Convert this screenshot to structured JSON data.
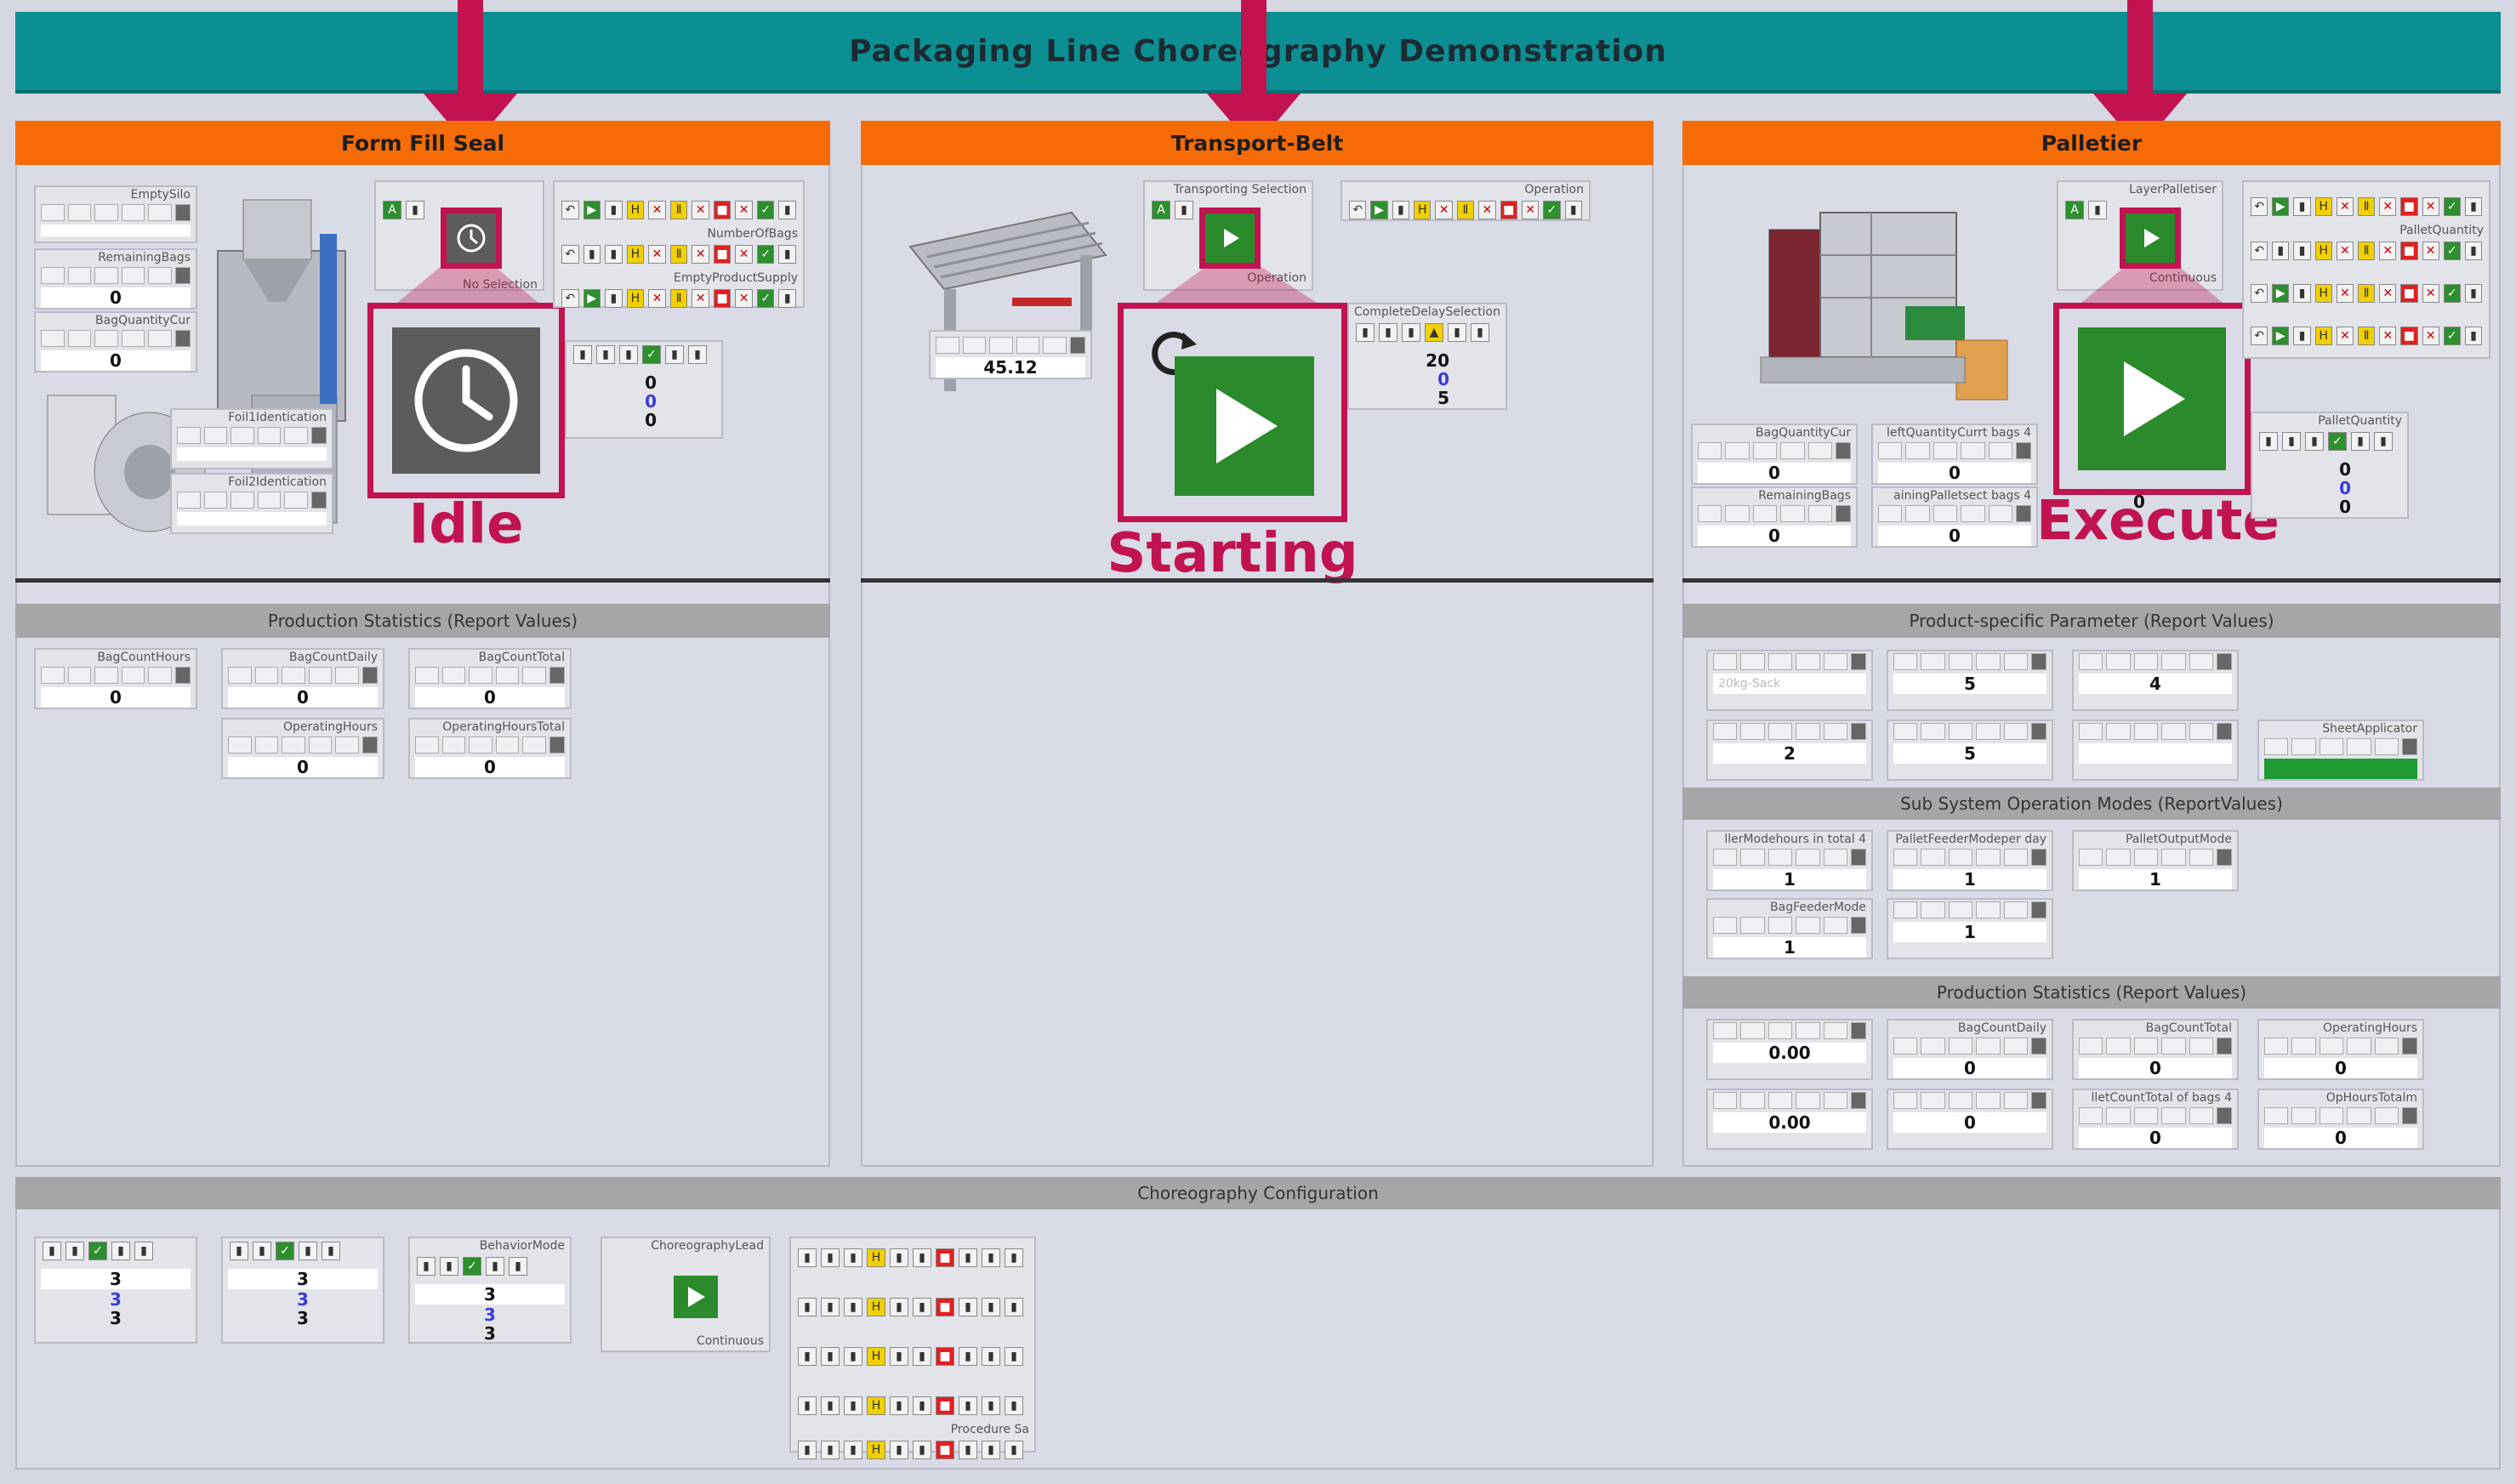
{
  "title": "Packaging Line Choreography Demonstration",
  "panels": {
    "ffs": {
      "header": "Form Fill Seal",
      "widgets": {
        "empty_silo": "EmptySilo",
        "remaining_bags": "RemainingBags",
        "remaining_bags_val": "0",
        "bag_quantity_cur": "BagQuantityCur",
        "bag_quantity_cur_val": "0",
        "foil1": "Foil1Identication",
        "foil2": "Foil2Identication",
        "number_of_bags": "NumberOfBags",
        "empty_product_supply": "EmptyProductSupply",
        "no_selection": "No Selection",
        "v1": "0",
        "v2": "0",
        "v3": "0"
      },
      "state_label": "Idle"
    },
    "belt": {
      "header": "Transport-Belt",
      "transporting_selection": "Transporting Selection",
      "operation": "Operation",
      "operation2": "Operation",
      "complete_delay_selection": "CompleteDelaySelection",
      "belt_value": "45.12",
      "v1": "20",
      "v2": "0",
      "v3": "5",
      "state_label": "Starting"
    },
    "pall": {
      "header": "Palletier",
      "layer_palletiser": "LayerPalletiser",
      "pallet_quantity": "PalletQuantity",
      "continuous": "Continuous",
      "bag_quantity_cur": "BagQuantityCur",
      "bag_quantity_cur_val": "0",
      "left_quantity": "leftQuantityCurrt bags 4",
      "left_quantity_val": "0",
      "remaining_bags": "RemainingBags",
      "remaining_bags_val": "0",
      "remaining_pallet": "ainingPalletsect bags 4",
      "remaining_pallet_val": "0",
      "pallet_quantity2": "PalletQuantity",
      "pq_v1": "0",
      "pq_v2": "0",
      "pq_v3": "0",
      "zero_mid": "0",
      "state_label": "Execute"
    }
  },
  "prod_stats_left": {
    "header": "Production Statistics (Report Values)",
    "items": [
      {
        "label": "BagCountHours",
        "value": "0"
      },
      {
        "label": "BagCountDaily",
        "value": "0"
      },
      {
        "label": "BagCountTotal",
        "value": "0"
      },
      {
        "label": "OperatingHours",
        "value": "0"
      },
      {
        "label": "OperatingHoursTotal",
        "value": "0"
      }
    ]
  },
  "product_params": {
    "header": "Product-specific Parameter (Report Values)",
    "items": [
      {
        "label": "",
        "value": "20kg-Sack"
      },
      {
        "label": "",
        "value": "5"
      },
      {
        "label": "",
        "value": "4"
      },
      {
        "label": "",
        "value": "2"
      },
      {
        "label": "",
        "value": "5"
      },
      {
        "label": "",
        "value": ""
      },
      {
        "label": "SheetApplicator",
        "value": ""
      }
    ]
  },
  "subsystem": {
    "header": "Sub System Operation Modes (ReportValues)",
    "items": [
      {
        "label": "llerModehours in total 4",
        "value": "1"
      },
      {
        "label": "PalletFeederModeper day",
        "value": "1"
      },
      {
        "label": "PalletOutputMode",
        "value": "1"
      },
      {
        "label": "BagFeederMode",
        "value": "1"
      },
      {
        "label": "",
        "value": "1"
      }
    ]
  },
  "prod_stats_right": {
    "header": "Production Statistics (Report Values)",
    "items": [
      {
        "label": "",
        "value": "0.00"
      },
      {
        "label": "BagCountDaily",
        "value": "0"
      },
      {
        "label": "BagCountTotal",
        "value": "0"
      },
      {
        "label": "OperatingHours",
        "value": "0"
      },
      {
        "label": "",
        "value": "0.00"
      },
      {
        "label": "",
        "value": "0"
      },
      {
        "label": "lletCountTotal of bags 4",
        "value": "0"
      },
      {
        "label": "OpHoursTotalm",
        "value": "0"
      }
    ]
  },
  "choreo": {
    "header": "Choreography Configuration",
    "groups": [
      {
        "label": "",
        "v1": "3",
        "v2": "3",
        "v3": "3"
      },
      {
        "label": "",
        "v1": "3",
        "v2": "3",
        "v3": "3"
      },
      {
        "label": "BehaviorMode",
        "v1": "3",
        "v2": "3",
        "v3": "3"
      }
    ],
    "lead_label": "ChoreographyLead",
    "lead_continuous": "Continuous",
    "procedure_label": "Procedure Sa"
  },
  "colors": {
    "title": "#0c8f92",
    "panel_header": "#f56c06",
    "highlight": "#c0134f",
    "run_green": "#2b8a2b"
  }
}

========================

[SET EXERCISE]
Using the records above, gather all lines where the string "title" is present.

[THE ANSWER]
  "title": "Packaging Line Choreography Demonstration",
    "title": "#0c8f92",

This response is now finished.